Show every line containing "counts" by copying it.

• Task inputs:
——————————

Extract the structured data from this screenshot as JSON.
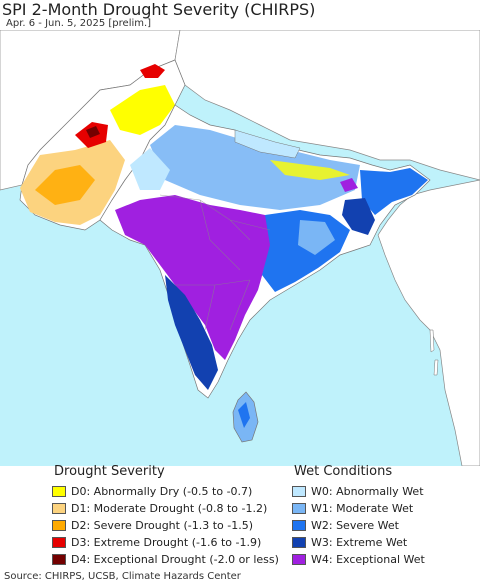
{
  "title": "SPI 2-Month Drought Severity (CHIRPS)",
  "subtitle": "Apr. 6 - Jun. 5, 2025 [prelim.]",
  "legend": {
    "drought": {
      "heading": "Drought Severity",
      "items": [
        {
          "code": "D0",
          "label": "D0: Abnormally Dry (-0.5 to -0.7)",
          "color": "#ffff00"
        },
        {
          "code": "D1",
          "label": "D1: Moderate Drought (-0.8 to -1.2)",
          "color": "#fcd37f"
        },
        {
          "code": "D2",
          "label": "D2: Severe Drought (-1.3 to -1.5)",
          "color": "#ffaa00"
        },
        {
          "code": "D3",
          "label": "D3: Extreme Drought (-1.6 to -1.9)",
          "color": "#e60000"
        },
        {
          "code": "D4",
          "label": "D4: Exceptional Drought (-2.0 or less)",
          "color": "#730000"
        }
      ]
    },
    "wet": {
      "heading": "Wet Conditions",
      "items": [
        {
          "code": "W0",
          "label": "W0: Abnormally Wet",
          "color": "#bfe8ff"
        },
        {
          "code": "W1",
          "label": "W1: Moderate Wet",
          "color": "#7ab6f5"
        },
        {
          "code": "W2",
          "label": "W2: Severe Wet",
          "color": "#1f74f0"
        },
        {
          "code": "W3",
          "label": "W3: Extreme Wet",
          "color": "#1241b0"
        },
        {
          "code": "W4",
          "label": "W4: Exceptional Wet",
          "color": "#a020e0"
        }
      ]
    }
  },
  "colors": {
    "ocean": "#bff2fb",
    "land_neutral": "#ffffff",
    "border": "#777777"
  },
  "source": "Source: CHIRPS, UCSB, Climate Hazards Center"
}
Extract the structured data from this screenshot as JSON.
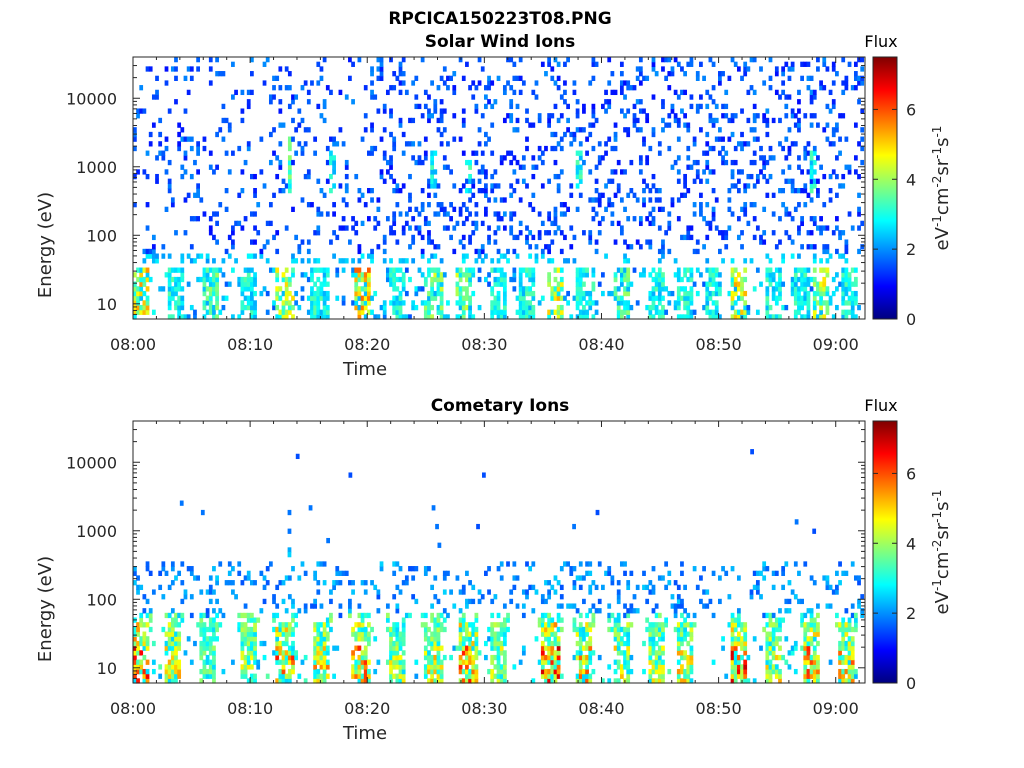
{
  "figure_title": "RPCICA150223T08.PNG",
  "colormap_name": "jet",
  "colors": {
    "jet": [
      "#00007f",
      "#0000ff",
      "#007fff",
      "#00ffff",
      "#7fff7f",
      "#ffff00",
      "#ff7f00",
      "#ff0000",
      "#7f0000"
    ],
    "axis": "#262626",
    "background": "#ffffff"
  },
  "chart_data": [
    {
      "type": "heatmap",
      "title": "Solar Wind Ions",
      "xlabel": "Time",
      "ylabel": "Energy (eV)",
      "x_ticks": [
        "08:00",
        "08:10",
        "08:20",
        "08:30",
        "08:40",
        "08:50",
        "09:00"
      ],
      "x_tick_minutes": [
        0,
        10,
        20,
        30,
        40,
        50,
        60
      ],
      "x_range_minutes": [
        0,
        62.5
      ],
      "yscale": "log",
      "y_ticks": [
        10,
        100,
        1000,
        10000
      ],
      "y_tick_labels": [
        "10",
        "100",
        "1000",
        "10000"
      ],
      "ylim": [
        6,
        40000
      ],
      "grid": false,
      "colorbar": {
        "title": "Flux",
        "label": "eV-1cm-2sr-1s-1",
        "clim": [
          0,
          7.5
        ],
        "ticks": [
          0,
          2,
          4,
          6
        ],
        "tick_labels": [
          "0",
          "2",
          "4",
          "6"
        ]
      },
      "features": {
        "description_values": "sparse blue background counts (flux 1-2) from 50 eV to 40000 eV; low-energy bursts (flux 3-6) below 30 eV roughly every 2.5 min; faint column near 08:13 around 1500 eV",
        "burst_minutes": [
          0.5,
          3.5,
          6.5,
          9.8,
          12.8,
          15.8,
          19.5,
          22.5,
          25.5,
          28.0,
          31.0,
          33.5,
          36.0,
          38.5,
          41.5,
          44.5,
          47.0,
          49.5,
          51.5,
          54.5,
          57.0,
          58.5,
          61.0
        ],
        "burst_energy_range_eV": [
          6,
          30
        ],
        "burst_peak_flux": [
          5.5,
          3.5,
          4.0,
          3.5,
          5.0,
          3.5,
          6.0,
          3.5,
          4.5,
          4.5,
          3.5,
          3.5,
          5.5,
          3.5,
          4.0,
          3.5,
          3.5,
          3.5,
          5.5,
          3.5,
          3.5,
          5.0,
          3.5
        ],
        "background_flux": [
          1.0,
          2.0
        ],
        "background_energy_range_eV": [
          50,
          40000
        ]
      }
    },
    {
      "type": "heatmap",
      "title": "Cometary Ions",
      "xlabel": "Time",
      "ylabel": "Energy (eV)",
      "x_ticks": [
        "08:00",
        "08:10",
        "08:20",
        "08:30",
        "08:40",
        "08:50",
        "09:00"
      ],
      "x_tick_minutes": [
        0,
        10,
        20,
        30,
        40,
        50,
        60
      ],
      "x_range_minutes": [
        0,
        62.5
      ],
      "yscale": "log",
      "y_ticks": [
        10,
        100,
        1000,
        10000
      ],
      "y_tick_labels": [
        "10",
        "100",
        "1000",
        "10000"
      ],
      "ylim": [
        6,
        40000
      ],
      "grid": false,
      "colorbar": {
        "title": "Flux",
        "label": "eV-1cm-2sr-1s-1",
        "clim": [
          0,
          7.5
        ],
        "ticks": [
          0,
          2,
          4,
          6
        ],
        "tick_labels": [
          "0",
          "2",
          "4",
          "6"
        ]
      },
      "features": {
        "description_values": "strong low-energy bursts (flux 4-7) below 30 eV roughly every 2.5 min; scattered blue counts 50-300 eV; isolated points up to 13000 eV",
        "burst_minutes": [
          0.5,
          3.3,
          6.3,
          9.8,
          12.8,
          16.0,
          19.3,
          22.5,
          25.5,
          28.5,
          31.0,
          35.5,
          38.3,
          41.5,
          44.5,
          47.0,
          51.5,
          54.5,
          57.8,
          60.8
        ],
        "burst_energy_range_eV": [
          6,
          40
        ],
        "burst_peak_flux": [
          7.0,
          5.5,
          4.0,
          5.0,
          6.5,
          6.0,
          6.5,
          5.0,
          5.5,
          6.5,
          5.0,
          7.0,
          6.0,
          5.5,
          5.0,
          5.5,
          7.0,
          5.5,
          6.5,
          6.0
        ],
        "scatter_energy_range_eV": [
          50,
          320
        ],
        "scatter_flux": [
          1.5,
          2.5
        ],
        "isolated_points": [
          {
            "t": 4.0,
            "e": 2200,
            "f": 1.8
          },
          {
            "t": 5.8,
            "e": 1850,
            "f": 1.8
          },
          {
            "t": 13.2,
            "e": 1600,
            "f": 1.8
          },
          {
            "t": 13.2,
            "e": 900,
            "f": 1.8
          },
          {
            "t": 13.2,
            "e": 500,
            "f": 2.2
          },
          {
            "t": 13.2,
            "e": 420,
            "f": 2.5
          },
          {
            "t": 13.9,
            "e": 11800,
            "f": 1.5
          },
          {
            "t": 15.0,
            "e": 2000,
            "f": 1.8
          },
          {
            "t": 16.5,
            "e": 700,
            "f": 1.8
          },
          {
            "t": 18.4,
            "e": 5800,
            "f": 1.5
          },
          {
            "t": 25.5,
            "e": 2100,
            "f": 1.8
          },
          {
            "t": 25.8,
            "e": 1000,
            "f": 1.8
          },
          {
            "t": 26.0,
            "e": 580,
            "f": 1.8
          },
          {
            "t": 29.3,
            "e": 1000,
            "f": 1.5
          },
          {
            "t": 29.8,
            "e": 5800,
            "f": 1.5
          },
          {
            "t": 37.5,
            "e": 1000,
            "f": 1.8
          },
          {
            "t": 39.5,
            "e": 1600,
            "f": 1.5
          },
          {
            "t": 52.7,
            "e": 13500,
            "f": 1.5
          },
          {
            "t": 56.5,
            "e": 1250,
            "f": 1.8
          },
          {
            "t": 58.0,
            "e": 900,
            "f": 1.5
          }
        ]
      }
    }
  ]
}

——————————

• Response to this task:
        "description_values": "sparse blue background counts (flux 1-2) from 50 eV to 40000 eV; low-energy bursts (flux 3-6) below 30 eV roughly every 2.5 min; faint column near 08:13 around 1500 eV",
        "description_values": "strong low-energy bursts (flux 4-7) below 30 eV roughly every 2.5 min; scattered blue counts 50-300 eV; isolated points up to 13000 eV",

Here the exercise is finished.